■ WORK REQUIRED
Your task is to transcribe the entries below exactly, beginning with the line containing "What text is on this page?" and ending with the final line, and to add nothing else.

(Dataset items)
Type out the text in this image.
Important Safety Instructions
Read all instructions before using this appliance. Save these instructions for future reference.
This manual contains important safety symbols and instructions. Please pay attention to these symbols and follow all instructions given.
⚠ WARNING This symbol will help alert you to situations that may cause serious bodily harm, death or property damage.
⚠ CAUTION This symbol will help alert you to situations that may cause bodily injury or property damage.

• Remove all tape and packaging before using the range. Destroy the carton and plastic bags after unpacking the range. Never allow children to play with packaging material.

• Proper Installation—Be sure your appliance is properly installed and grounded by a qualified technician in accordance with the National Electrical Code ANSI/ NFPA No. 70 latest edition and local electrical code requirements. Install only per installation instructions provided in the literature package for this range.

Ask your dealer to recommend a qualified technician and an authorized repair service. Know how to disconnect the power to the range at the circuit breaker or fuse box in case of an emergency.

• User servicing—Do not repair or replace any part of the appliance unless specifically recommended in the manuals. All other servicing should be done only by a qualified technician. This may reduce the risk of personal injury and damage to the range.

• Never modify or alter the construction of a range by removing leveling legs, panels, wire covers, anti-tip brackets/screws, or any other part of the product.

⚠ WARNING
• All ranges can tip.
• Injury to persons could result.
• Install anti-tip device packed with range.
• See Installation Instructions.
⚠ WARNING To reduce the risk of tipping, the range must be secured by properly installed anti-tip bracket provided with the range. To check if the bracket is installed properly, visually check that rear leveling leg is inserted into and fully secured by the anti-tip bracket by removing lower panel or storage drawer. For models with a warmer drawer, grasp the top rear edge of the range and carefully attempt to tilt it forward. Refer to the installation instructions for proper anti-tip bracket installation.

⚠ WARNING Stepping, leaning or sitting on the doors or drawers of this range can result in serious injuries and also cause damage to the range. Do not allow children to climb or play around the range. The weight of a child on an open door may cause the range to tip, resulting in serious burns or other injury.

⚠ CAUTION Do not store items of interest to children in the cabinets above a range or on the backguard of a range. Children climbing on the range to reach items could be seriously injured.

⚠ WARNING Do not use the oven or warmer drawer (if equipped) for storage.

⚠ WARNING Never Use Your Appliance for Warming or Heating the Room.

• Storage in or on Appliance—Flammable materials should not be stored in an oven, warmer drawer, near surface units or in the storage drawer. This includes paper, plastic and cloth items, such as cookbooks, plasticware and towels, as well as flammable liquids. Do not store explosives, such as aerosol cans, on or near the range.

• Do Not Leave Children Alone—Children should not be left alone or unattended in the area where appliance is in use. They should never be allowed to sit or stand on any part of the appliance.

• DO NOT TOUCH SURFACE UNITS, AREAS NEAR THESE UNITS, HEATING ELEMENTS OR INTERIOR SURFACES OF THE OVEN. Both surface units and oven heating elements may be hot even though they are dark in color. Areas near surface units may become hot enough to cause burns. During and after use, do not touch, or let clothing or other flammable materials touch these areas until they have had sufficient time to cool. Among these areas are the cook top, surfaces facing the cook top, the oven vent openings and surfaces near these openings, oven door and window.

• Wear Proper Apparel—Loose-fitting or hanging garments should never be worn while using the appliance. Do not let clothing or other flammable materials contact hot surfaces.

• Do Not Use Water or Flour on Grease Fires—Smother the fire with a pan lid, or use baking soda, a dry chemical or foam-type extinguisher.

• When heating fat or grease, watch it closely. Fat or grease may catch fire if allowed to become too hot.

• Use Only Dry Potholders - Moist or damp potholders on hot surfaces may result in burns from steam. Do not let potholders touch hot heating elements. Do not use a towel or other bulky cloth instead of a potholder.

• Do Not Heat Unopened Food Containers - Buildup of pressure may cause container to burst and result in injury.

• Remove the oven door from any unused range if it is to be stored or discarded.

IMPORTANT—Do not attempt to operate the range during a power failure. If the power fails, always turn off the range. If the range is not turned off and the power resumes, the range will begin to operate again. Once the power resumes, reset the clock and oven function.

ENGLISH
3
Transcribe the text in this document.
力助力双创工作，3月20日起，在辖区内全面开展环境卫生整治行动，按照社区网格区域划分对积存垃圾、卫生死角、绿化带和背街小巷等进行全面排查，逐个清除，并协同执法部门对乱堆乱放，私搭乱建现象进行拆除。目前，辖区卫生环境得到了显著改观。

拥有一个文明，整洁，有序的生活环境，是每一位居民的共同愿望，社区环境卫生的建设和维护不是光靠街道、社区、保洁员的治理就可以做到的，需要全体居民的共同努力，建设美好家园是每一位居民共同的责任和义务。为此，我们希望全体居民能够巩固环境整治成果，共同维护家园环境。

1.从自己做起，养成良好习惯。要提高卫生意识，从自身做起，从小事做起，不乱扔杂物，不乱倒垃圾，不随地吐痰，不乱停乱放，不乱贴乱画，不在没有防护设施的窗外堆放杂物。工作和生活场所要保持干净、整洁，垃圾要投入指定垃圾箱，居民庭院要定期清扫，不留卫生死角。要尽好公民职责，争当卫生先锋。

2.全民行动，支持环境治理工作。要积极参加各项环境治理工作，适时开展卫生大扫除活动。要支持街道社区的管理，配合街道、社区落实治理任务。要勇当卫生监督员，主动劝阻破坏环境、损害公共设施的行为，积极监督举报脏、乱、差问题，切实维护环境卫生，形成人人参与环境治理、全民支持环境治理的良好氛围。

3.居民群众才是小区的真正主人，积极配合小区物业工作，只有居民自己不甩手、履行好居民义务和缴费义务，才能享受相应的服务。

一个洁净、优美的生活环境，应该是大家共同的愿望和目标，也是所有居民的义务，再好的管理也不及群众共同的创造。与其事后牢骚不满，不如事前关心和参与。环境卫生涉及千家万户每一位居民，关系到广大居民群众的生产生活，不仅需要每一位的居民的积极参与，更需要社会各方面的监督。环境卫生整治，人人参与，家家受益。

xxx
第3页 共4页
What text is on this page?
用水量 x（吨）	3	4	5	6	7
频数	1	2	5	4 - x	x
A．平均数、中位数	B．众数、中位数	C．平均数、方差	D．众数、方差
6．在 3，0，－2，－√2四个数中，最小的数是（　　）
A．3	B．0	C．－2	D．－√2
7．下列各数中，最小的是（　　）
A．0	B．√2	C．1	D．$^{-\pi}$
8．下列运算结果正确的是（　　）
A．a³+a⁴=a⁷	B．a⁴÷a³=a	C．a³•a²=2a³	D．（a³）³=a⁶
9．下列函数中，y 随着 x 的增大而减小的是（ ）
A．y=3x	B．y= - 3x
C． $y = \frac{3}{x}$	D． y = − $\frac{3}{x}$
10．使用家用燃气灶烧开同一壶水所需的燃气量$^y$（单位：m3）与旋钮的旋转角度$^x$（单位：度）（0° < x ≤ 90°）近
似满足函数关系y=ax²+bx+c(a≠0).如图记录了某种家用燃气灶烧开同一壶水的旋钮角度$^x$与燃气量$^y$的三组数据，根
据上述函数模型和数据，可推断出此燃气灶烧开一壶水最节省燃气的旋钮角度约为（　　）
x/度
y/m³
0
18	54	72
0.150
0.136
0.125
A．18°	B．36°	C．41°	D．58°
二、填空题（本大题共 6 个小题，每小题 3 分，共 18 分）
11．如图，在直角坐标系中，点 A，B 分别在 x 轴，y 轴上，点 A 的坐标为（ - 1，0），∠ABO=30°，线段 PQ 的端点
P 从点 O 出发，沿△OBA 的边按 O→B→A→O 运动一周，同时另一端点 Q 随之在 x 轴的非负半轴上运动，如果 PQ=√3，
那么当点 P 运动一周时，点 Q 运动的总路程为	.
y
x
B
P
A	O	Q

■ FULL RESPONSE
What text is on this page?
用水量 x（吨）	3	4	5	6	7
频数	1	2	5	4 - x	x
A．平均数、中位数	B．众数、中位数	C．平均数、方差	D．众数、方差
6．在 3，0，－2，－√2四个数中，最小的数是（　　）
A．3	B．0	C．－2	D．－√2
7．下列各数中，最小的是（　　）
A．0	B．√2	C．1	D．$^{-\pi}$
8．下列运算结果正确的是（　　）
A．a³+a⁴=a⁷	B．a⁴÷a³=a	C．a³•a²=2a³	D．（a³）³=a⁶
9．下列函数中，y 随着 x 的增大而减小的是（ ）
A．y=3x	B．y= - 3x
C． $y = \frac{3}{x}$	D． y = − $\frac{3}{x}$
10．使用家用燃气灶烧开同一壶水所需的燃气量$^y$（单位：m3）与旋钮的旋转角度$^x$（单位：度）（0° < x ≤ 90°）近
似满足函数关系y=ax²+bx+c(a≠0).如图记录了某种家用燃气灶烧开同一壶水的旋钮角度$^x$与燃气量$^y$的三组数据，根
据上述函数模型和数据，可推断出此燃气灶烧开一壶水最节省燃气的旋钮角度约为（　　）
x/度
y/m³
0
18	54	72
0.150
0.136
0.125
A．18°	B．36°	C．41°	D．58°
二、填空题（本大题共 6 个小题，每小题 3 分，共 18 分）
11．如图，在直角坐标系中，点 A，B 分别在 x 轴，y 轴上，点 A 的坐标为（ - 1，0），∠ABO=30°，线段 PQ 的端点
P 从点 O 出发，沿△OBA 的边按 O→B→A→O 运动一周，同时另一端点 Q 随之在 x 轴的非负半轴上运动，如果 PQ=√3，
那么当点 P 运动一周时，点 Q 运动的总路程为	.
y
x
B
P
A	O	Q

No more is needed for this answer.